» Your objective
Repeat the lines below exactly as they appear, but leave out the images.

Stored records

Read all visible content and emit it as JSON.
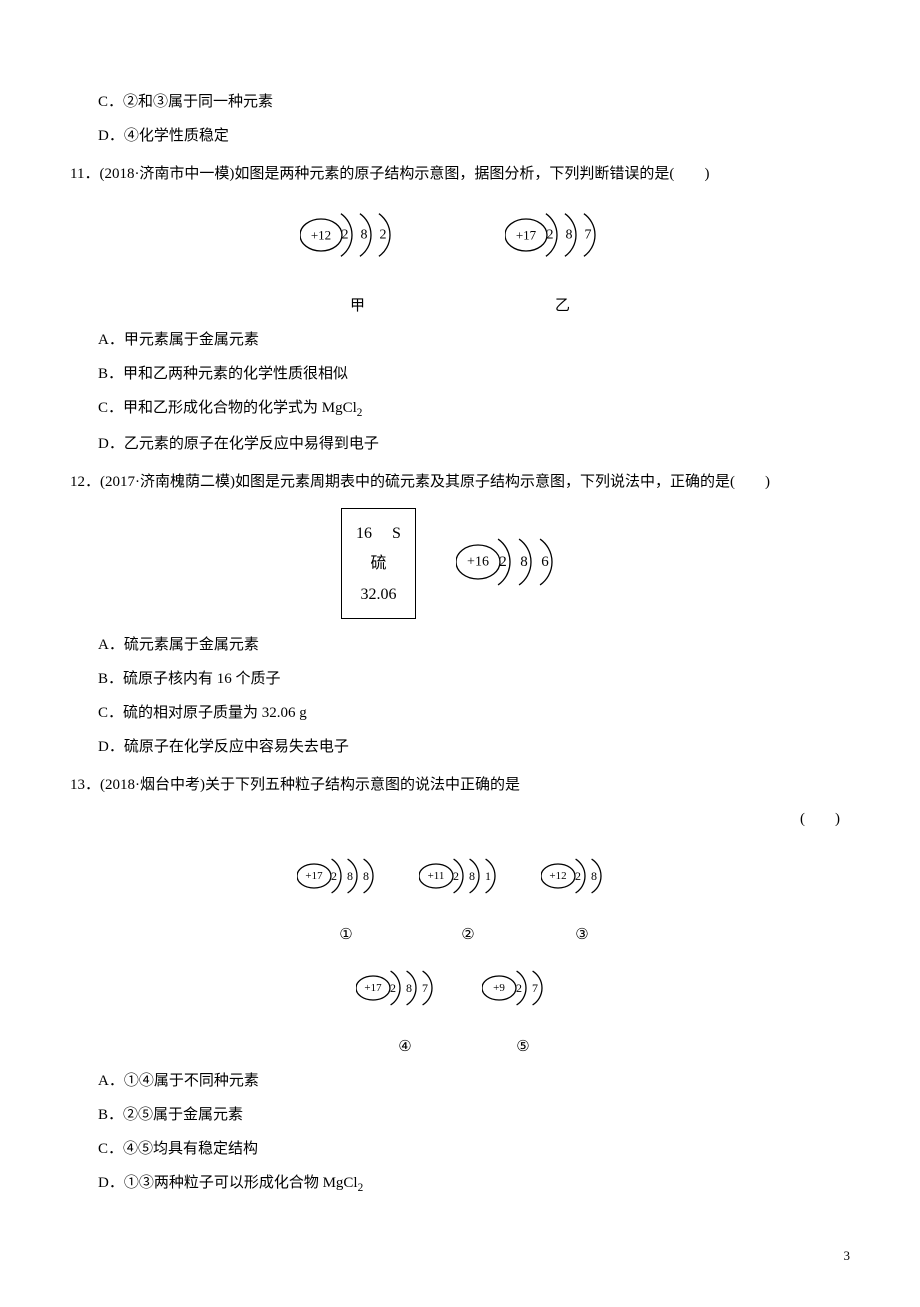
{
  "frag": {
    "optC": "C．②和③属于同一种元素",
    "optD": "D．④化学性质稳定"
  },
  "q11": {
    "stem_prefix": "11．(2018·济南市中一模)如图是两种元素的原子结构示意图，据图分析，下列判断错误的是(",
    "stem_suffix": ")",
    "label_left": "甲",
    "label_right": "乙",
    "optA": "A．甲元素属于金属元素",
    "optB": "B．甲和乙两种元素的化学性质很相似",
    "optC_pre": "C．甲和乙形成化合物的化学式为 MgCl",
    "optC_sub": "2",
    "optD": "D．乙元素的原子在化学反应中易得到电子",
    "atom_left": {
      "nucleus": "+12",
      "shells": [
        "2",
        "8",
        "2"
      ],
      "color": "#000"
    },
    "atom_right": {
      "nucleus": "+17",
      "shells": [
        "2",
        "8",
        "7"
      ],
      "color": "#000"
    }
  },
  "q12": {
    "stem_prefix": "12．(2017·济南槐荫二模)如图是元素周期表中的硫元素及其原子结构示意图，下列说法中，正确的是(",
    "stem_suffix": ")",
    "optA": "A．硫元素属于金属元素",
    "optB": "B．硫原子核内有 16 个质子",
    "optC": "C．硫的相对原子质量为 32.06 g",
    "optD": "D．硫原子在化学反应中容易失去电子",
    "pt": {
      "num": "16",
      "sym": "S",
      "name": "硫",
      "mass": "32.06"
    },
    "atom": {
      "nucleus": "+16",
      "shells": [
        "2",
        "8",
        "6"
      ],
      "color": "#000"
    }
  },
  "q13": {
    "stem": "13．(2018·烟台中考)关于下列五种粒子结构示意图的说法中正确的是",
    "paren": "(　　)",
    "atoms": [
      {
        "nucleus": "+17",
        "shells": [
          "2",
          "8",
          "8"
        ],
        "label": "①",
        "color": "#000"
      },
      {
        "nucleus": "+11",
        "shells": [
          "2",
          "8",
          "1"
        ],
        "label": "②",
        "color": "#000"
      },
      {
        "nucleus": "+12",
        "shells": [
          "2",
          "8"
        ],
        "label": "③",
        "color": "#000"
      },
      {
        "nucleus": "+17",
        "shells": [
          "2",
          "8",
          "7"
        ],
        "label": "④",
        "color": "#000"
      },
      {
        "nucleus": "+9",
        "shells": [
          "2",
          "7"
        ],
        "label": "⑤",
        "color": "#000"
      }
    ],
    "optA": "A．①④属于不同种元素",
    "optB": "B．②⑤属于金属元素",
    "optC": "C．④⑤均具有稳定结构",
    "optD_pre": "D．①③两种粒子可以形成化合物 MgCl",
    "optD_sub": "2"
  },
  "pagenum": "3"
}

» Answer
Read all visible content and emit it as JSON.
{
  "frag": {
    "optC": "C．②和③属于同一种元素",
    "optD": "D．④化学性质稳定"
  },
  "q11": {
    "stem_prefix": "11．(2018·济南市中一模)如图是两种元素的原子结构示意图，据图分析，下列判断错误的是(",
    "stem_suffix": ")",
    "label_left": "甲",
    "label_right": "乙",
    "optA": "A．甲元素属于金属元素",
    "optB": "B．甲和乙两种元素的化学性质很相似",
    "optC_pre": "C．甲和乙形成化合物的化学式为 MgCl",
    "optC_sub": "2",
    "optD": "D．乙元素的原子在化学反应中易得到电子",
    "atom_left": {
      "nucleus": "+12",
      "shells": [
        "2",
        "8",
        "2"
      ],
      "color": "#000"
    },
    "atom_right": {
      "nucleus": "+17",
      "shells": [
        "2",
        "8",
        "7"
      ],
      "color": "#000"
    }
  },
  "q12": {
    "stem_prefix": "12．(2017·济南槐荫二模)如图是元素周期表中的硫元素及其原子结构示意图，下列说法中，正确的是(",
    "stem_suffix": ")",
    "optA": "A．硫元素属于金属元素",
    "optB": "B．硫原子核内有 16 个质子",
    "optC": "C．硫的相对原子质量为 32.06 g",
    "optD": "D．硫原子在化学反应中容易失去电子",
    "pt": {
      "num": "16",
      "sym": "S",
      "name": "硫",
      "mass": "32.06"
    },
    "atom": {
      "nucleus": "+16",
      "shells": [
        "2",
        "8",
        "6"
      ],
      "color": "#000"
    }
  },
  "q13": {
    "stem": "13．(2018·烟台中考)关于下列五种粒子结构示意图的说法中正确的是",
    "paren": "(　　)",
    "atoms": [
      {
        "nucleus": "+17",
        "shells": [
          "2",
          "8",
          "8"
        ],
        "label": "①",
        "color": "#000"
      },
      {
        "nucleus": "+11",
        "shells": [
          "2",
          "8",
          "1"
        ],
        "label": "②",
        "color": "#000"
      },
      {
        "nucleus": "+12",
        "shells": [
          "2",
          "8"
        ],
        "label": "③",
        "color": "#000"
      },
      {
        "nucleus": "+17",
        "shells": [
          "2",
          "8",
          "7"
        ],
        "label": "④",
        "color": "#000"
      },
      {
        "nucleus": "+9",
        "shells": [
          "2",
          "7"
        ],
        "label": "⑤",
        "color": "#000"
      }
    ],
    "optA": "A．①④属于不同种元素",
    "optB": "B．②⑤属于金属元素",
    "optC": "C．④⑤均具有稳定结构",
    "optD_pre": "D．①③两种粒子可以形成化合物 MgCl",
    "optD_sub": "2"
  },
  "pagenum": "3"
}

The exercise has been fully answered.